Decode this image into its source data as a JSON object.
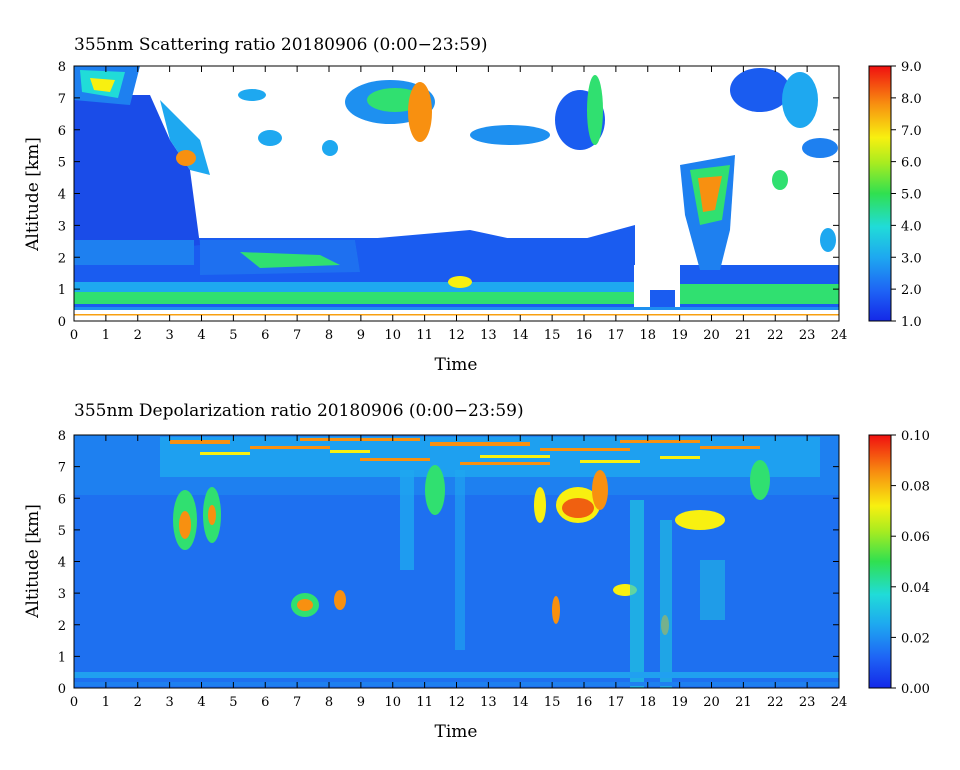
{
  "chart_data": [
    {
      "type": "heatmap",
      "title": "355nm Scattering ratio  20180906 (0:00−23:59)",
      "xlabel": "Time",
      "ylabel": "Altitude [km]",
      "xlim": [
        0,
        24
      ],
      "ylim": [
        0,
        8
      ],
      "x_ticks": [
        "0",
        "1",
        "2",
        "3",
        "4",
        "5",
        "6",
        "7",
        "8",
        "9",
        "10",
        "11",
        "12",
        "13",
        "14",
        "15",
        "16",
        "17",
        "18",
        "19",
        "20",
        "21",
        "22",
        "23",
        "24"
      ],
      "y_ticks": [
        "0",
        "1",
        "2",
        "3",
        "4",
        "5",
        "6",
        "7",
        "8"
      ],
      "colorbar": {
        "min": 1.0,
        "max": 9.0,
        "tick_labels": [
          "1.0",
          "2.0",
          "3.0",
          "4.0",
          "5.0",
          "6.0",
          "7.0",
          "8.0",
          "9.0"
        ]
      },
      "colors": {
        "low": "#0a3cf0",
        "mid": "#22e0d0",
        "high": "#f01010"
      }
    },
    {
      "type": "heatmap",
      "title": "355nm Depolarization ratio  20180906 (0:00−23:59)",
      "xlabel": "Time",
      "ylabel": "Altitude [km]",
      "xlim": [
        0,
        24
      ],
      "ylim": [
        0,
        8
      ],
      "x_ticks": [
        "0",
        "1",
        "2",
        "3",
        "4",
        "5",
        "6",
        "7",
        "8",
        "9",
        "10",
        "11",
        "12",
        "13",
        "14",
        "15",
        "16",
        "17",
        "18",
        "19",
        "20",
        "21",
        "22",
        "23",
        "24"
      ],
      "y_ticks": [
        "0",
        "1",
        "2",
        "3",
        "4",
        "5",
        "6",
        "7",
        "8"
      ],
      "colorbar": {
        "min": 0.0,
        "max": 0.1,
        "tick_labels": [
          "0.00",
          "0.02",
          "0.04",
          "0.06",
          "0.08",
          "0.10"
        ]
      },
      "colors": {
        "low": "#0a3cf0",
        "mid": "#22e0d0",
        "high": "#f01010"
      }
    }
  ]
}
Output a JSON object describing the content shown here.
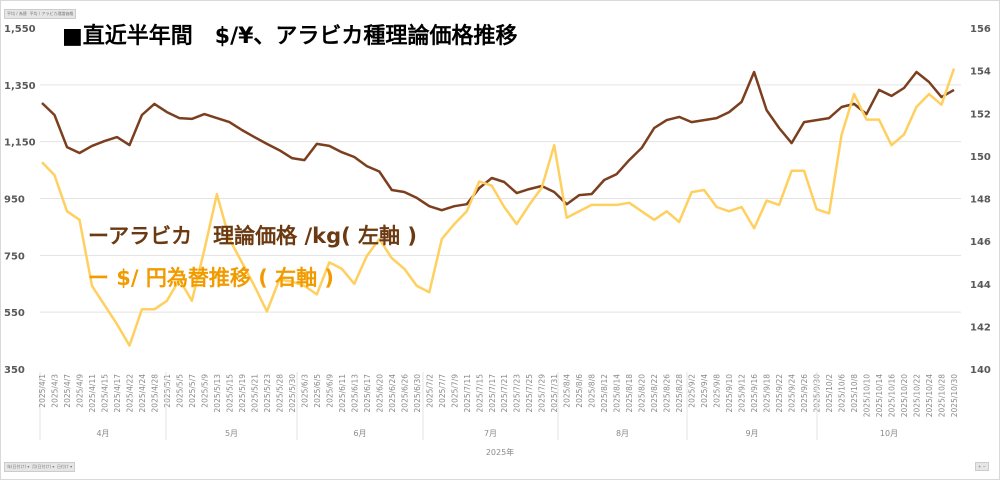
{
  "filters_top": [
    "平均 / 為替",
    "平均 / アラビカ理論価格"
  ],
  "filters_bottom": [
    "年(日付け) ▾",
    "月(日付け) ▾",
    "日付け ▾"
  ],
  "zoom_buttons": "+ −",
  "chart_data": {
    "type": "line",
    "title": "■直近半年間　$/¥、アラビカ種理論価格推移",
    "year_label": "2025年",
    "months": [
      "4月",
      "5月",
      "6月",
      "7月",
      "8月",
      "9月",
      "10月"
    ],
    "x": [
      "2025/4/1",
      "2025/4/3",
      "2025/4/7",
      "2025/4/9",
      "2025/4/11",
      "2025/4/15",
      "2025/4/17",
      "2025/4/22",
      "2025/4/24",
      "2025/4/28",
      "2025/5/1",
      "2025/5/5",
      "2025/5/7",
      "2025/5/9",
      "2025/5/13",
      "2025/5/15",
      "2025/5/19",
      "2025/5/21",
      "2025/5/23",
      "2025/5/28",
      "2025/5/30",
      "2025/6/3",
      "2025/6/5",
      "2025/6/9",
      "2025/6/11",
      "2025/6/13",
      "2025/6/17",
      "2025/6/20",
      "2025/6/24",
      "2025/6/26",
      "2025/6/30",
      "2025/7/2",
      "2025/7/7",
      "2025/7/9",
      "2025/7/11",
      "2025/7/15",
      "2025/7/17",
      "2025/7/21",
      "2025/7/23",
      "2025/7/25",
      "2025/7/29",
      "2025/7/31",
      "2025/8/4",
      "2025/8/6",
      "2025/8/8",
      "2025/8/12",
      "2025/8/14",
      "2025/8/18",
      "2025/8/20",
      "2025/8/22",
      "2025/8/26",
      "2025/8/28",
      "2025/9/2",
      "2025/9/4",
      "2025/9/8",
      "2025/9/10",
      "2025/9/12",
      "2025/9/16",
      "2025/9/18",
      "2025/9/22",
      "2025/9/24",
      "2025/9/26",
      "2025/9/30",
      "2025/10/2",
      "2025/10/6",
      "2025/10/8",
      "2025/10/10",
      "2025/10/14",
      "2025/10/16",
      "2025/10/20",
      "2025/10/22",
      "2025/10/24",
      "2025/10/28",
      "2025/10/30"
    ],
    "series": [
      {
        "name": "ーアラビカ　理論価格 /kg( 左軸 )",
        "axis": "left",
        "color": "#7b3f1f",
        "label_color": "#6b3a12",
        "values": [
          1286,
          1244,
          1131,
          1110,
          1135,
          1152,
          1166,
          1138,
          1244,
          1283,
          1254,
          1233,
          1230,
          1247,
          1233,
          1219,
          1191,
          1166,
          1142,
          1120,
          1092,
          1085,
          1142,
          1135,
          1113,
          1096,
          1064,
          1045,
          980,
          973,
          952,
          923,
          909,
          923,
          930,
          987,
          1022,
          1008,
          969,
          983,
          994,
          973,
          930,
          962,
          966,
          1015,
          1036,
          1085,
          1128,
          1198,
          1226,
          1237,
          1219,
          1226,
          1233,
          1254,
          1290,
          1395,
          1261,
          1198,
          1145,
          1219,
          1226,
          1233,
          1272,
          1283,
          1247,
          1332,
          1311,
          1339,
          1395,
          1360,
          1307,
          1332
        ]
      },
      {
        "name": "ー $/ 円為替推移 ( 右軸 )",
        "axis": "right",
        "color": "#ffd060",
        "label_color": "#f29b00",
        "values": [
          149.7,
          149.1,
          147.4,
          147.0,
          143.9,
          143.0,
          142.1,
          141.1,
          142.8,
          142.8,
          143.2,
          144.2,
          143.2,
          145.6,
          148.2,
          146.1,
          145.0,
          143.9,
          142.7,
          144.2,
          144.1,
          143.9,
          143.5,
          145.0,
          144.7,
          144.0,
          145.3,
          146.1,
          145.2,
          144.7,
          143.9,
          143.6,
          146.1,
          146.8,
          147.4,
          148.8,
          148.6,
          147.6,
          146.8,
          147.7,
          148.5,
          150.5,
          147.1,
          147.4,
          147.7,
          147.7,
          147.7,
          147.8,
          147.4,
          147.0,
          147.4,
          146.9,
          148.3,
          148.4,
          147.6,
          147.4,
          147.6,
          146.6,
          147.9,
          147.7,
          149.3,
          149.3,
          147.5,
          147.3,
          151.0,
          152.9,
          151.7,
          151.7,
          150.5,
          151.0,
          152.3,
          152.9,
          152.4,
          154.1
        ]
      }
    ],
    "ylim_left": [
      350,
      1550
    ],
    "yticks_left": [
      "1,550",
      "1,350",
      "1,150",
      "950",
      "750",
      "550",
      "350"
    ],
    "ylim_right": [
      140,
      156
    ],
    "yticks_right": [
      "156",
      "154",
      "152",
      "150",
      "148",
      "146",
      "144",
      "142",
      "140"
    ],
    "grid": true,
    "legend": "center-left"
  }
}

_WHAT YOU WILL DO_
Copy out the listing exactly as it stands, but not the pictures.

_SOLUTION FOR THIS EXERCISE_
Decode this image into its source data as a JSON object.
{
  "chart_data": [
    {
      "type": "heatmap",
      "title": "355nm Scattering ratio  20180906 (0:00−23:59)",
      "xlabel": "Time",
      "ylabel": "Altitude [km]",
      "xlim": [
        0,
        24
      ],
      "ylim": [
        0,
        8
      ],
      "x_ticks": [
        "0",
        "1",
        "2",
        "3",
        "4",
        "5",
        "6",
        "7",
        "8",
        "9",
        "10",
        "11",
        "12",
        "13",
        "14",
        "15",
        "16",
        "17",
        "18",
        "19",
        "20",
        "21",
        "22",
        "23",
        "24"
      ],
      "y_ticks": [
        "0",
        "1",
        "2",
        "3",
        "4",
        "5",
        "6",
        "7",
        "8"
      ],
      "colorbar": {
        "min": 1.0,
        "max": 9.0,
        "tick_labels": [
          "1.0",
          "2.0",
          "3.0",
          "4.0",
          "5.0",
          "6.0",
          "7.0",
          "8.0",
          "9.0"
        ]
      },
      "colors": {
        "low": "#0a3cf0",
        "mid": "#22e0d0",
        "high": "#f01010"
      }
    },
    {
      "type": "heatmap",
      "title": "355nm Depolarization ratio  20180906 (0:00−23:59)",
      "xlabel": "Time",
      "ylabel": "Altitude [km]",
      "xlim": [
        0,
        24
      ],
      "ylim": [
        0,
        8
      ],
      "x_ticks": [
        "0",
        "1",
        "2",
        "3",
        "4",
        "5",
        "6",
        "7",
        "8",
        "9",
        "10",
        "11",
        "12",
        "13",
        "14",
        "15",
        "16",
        "17",
        "18",
        "19",
        "20",
        "21",
        "22",
        "23",
        "24"
      ],
      "y_ticks": [
        "0",
        "1",
        "2",
        "3",
        "4",
        "5",
        "6",
        "7",
        "8"
      ],
      "colorbar": {
        "min": 0.0,
        "max": 0.1,
        "tick_labels": [
          "0.00",
          "0.02",
          "0.04",
          "0.06",
          "0.08",
          "0.10"
        ]
      },
      "colors": {
        "low": "#0a3cf0",
        "mid": "#22e0d0",
        "high": "#f01010"
      }
    }
  ]
}
Output a JSON object describing the content shown here.
{
  "filters_top": [
    "平均 / 為替",
    "平均 / アラビカ理論価格"
  ],
  "filters_bottom": [
    "年(日付け) ▾",
    "月(日付け) ▾",
    "日付け ▾"
  ],
  "zoom_buttons": "+ −",
  "chart_data": {
    "type": "line",
    "title": "■直近半年間　$/¥、アラビカ種理論価格推移",
    "year_label": "2025年",
    "months": [
      "4月",
      "5月",
      "6月",
      "7月",
      "8月",
      "9月",
      "10月"
    ],
    "x": [
      "2025/4/1",
      "2025/4/3",
      "2025/4/7",
      "2025/4/9",
      "2025/4/11",
      "2025/4/15",
      "2025/4/17",
      "2025/4/22",
      "2025/4/24",
      "2025/4/28",
      "2025/5/1",
      "2025/5/5",
      "2025/5/7",
      "2025/5/9",
      "2025/5/13",
      "2025/5/15",
      "2025/5/19",
      "2025/5/21",
      "2025/5/23",
      "2025/5/28",
      "2025/5/30",
      "2025/6/3",
      "2025/6/5",
      "2025/6/9",
      "2025/6/11",
      "2025/6/13",
      "2025/6/17",
      "2025/6/20",
      "2025/6/24",
      "2025/6/26",
      "2025/6/30",
      "2025/7/2",
      "2025/7/7",
      "2025/7/9",
      "2025/7/11",
      "2025/7/15",
      "2025/7/17",
      "2025/7/21",
      "2025/7/23",
      "2025/7/25",
      "2025/7/29",
      "2025/7/31",
      "2025/8/4",
      "2025/8/6",
      "2025/8/8",
      "2025/8/12",
      "2025/8/14",
      "2025/8/18",
      "2025/8/20",
      "2025/8/22",
      "2025/8/26",
      "2025/8/28",
      "2025/9/2",
      "2025/9/4",
      "2025/9/8",
      "2025/9/10",
      "2025/9/12",
      "2025/9/16",
      "2025/9/18",
      "2025/9/22",
      "2025/9/24",
      "2025/9/26",
      "2025/9/30",
      "2025/10/2",
      "2025/10/6",
      "2025/10/8",
      "2025/10/10",
      "2025/10/14",
      "2025/10/16",
      "2025/10/20",
      "2025/10/22",
      "2025/10/24",
      "2025/10/28",
      "2025/10/30"
    ],
    "series": [
      {
        "name": "ーアラビカ　理論価格 /kg( 左軸 )",
        "axis": "left",
        "color": "#7b3f1f",
        "label_color": "#6b3a12",
        "values": [
          1286,
          1244,
          1131,
          1110,
          1135,
          1152,
          1166,
          1138,
          1244,
          1283,
          1254,
          1233,
          1230,
          1247,
          1233,
          1219,
          1191,
          1166,
          1142,
          1120,
          1092,
          1085,
          1142,
          1135,
          1113,
          1096,
          1064,
          1045,
          980,
          973,
          952,
          923,
          909,
          923,
          930,
          987,
          1022,
          1008,
          969,
          983,
          994,
          973,
          930,
          962,
          966,
          1015,
          1036,
          1085,
          1128,
          1198,
          1226,
          1237,
          1219,
          1226,
          1233,
          1254,
          1290,
          1395,
          1261,
          1198,
          1145,
          1219,
          1226,
          1233,
          1272,
          1283,
          1247,
          1332,
          1311,
          1339,
          1395,
          1360,
          1307,
          1332
        ]
      },
      {
        "name": "ー $/ 円為替推移 ( 右軸 )",
        "axis": "right",
        "color": "#ffd060",
        "label_color": "#f29b00",
        "values": [
          149.7,
          149.1,
          147.4,
          147.0,
          143.9,
          143.0,
          142.1,
          141.1,
          142.8,
          142.8,
          143.2,
          144.2,
          143.2,
          145.6,
          148.2,
          146.1,
          145.0,
          143.9,
          142.7,
          144.2,
          144.1,
          143.9,
          143.5,
          145.0,
          144.7,
          144.0,
          145.3,
          146.1,
          145.2,
          144.7,
          143.9,
          143.6,
          146.1,
          146.8,
          147.4,
          148.8,
          148.6,
          147.6,
          146.8,
          147.7,
          148.5,
          150.5,
          147.1,
          147.4,
          147.7,
          147.7,
          147.7,
          147.8,
          147.4,
          147.0,
          147.4,
          146.9,
          148.3,
          148.4,
          147.6,
          147.4,
          147.6,
          146.6,
          147.9,
          147.7,
          149.3,
          149.3,
          147.5,
          147.3,
          151.0,
          152.9,
          151.7,
          151.7,
          150.5,
          151.0,
          152.3,
          152.9,
          152.4,
          154.1
        ]
      }
    ],
    "ylim_left": [
      350,
      1550
    ],
    "yticks_left": [
      "1,550",
      "1,350",
      "1,150",
      "950",
      "750",
      "550",
      "350"
    ],
    "ylim_right": [
      140,
      156
    ],
    "yticks_right": [
      "156",
      "154",
      "152",
      "150",
      "148",
      "146",
      "144",
      "142",
      "140"
    ],
    "grid": true,
    "legend": "center-left"
  }
}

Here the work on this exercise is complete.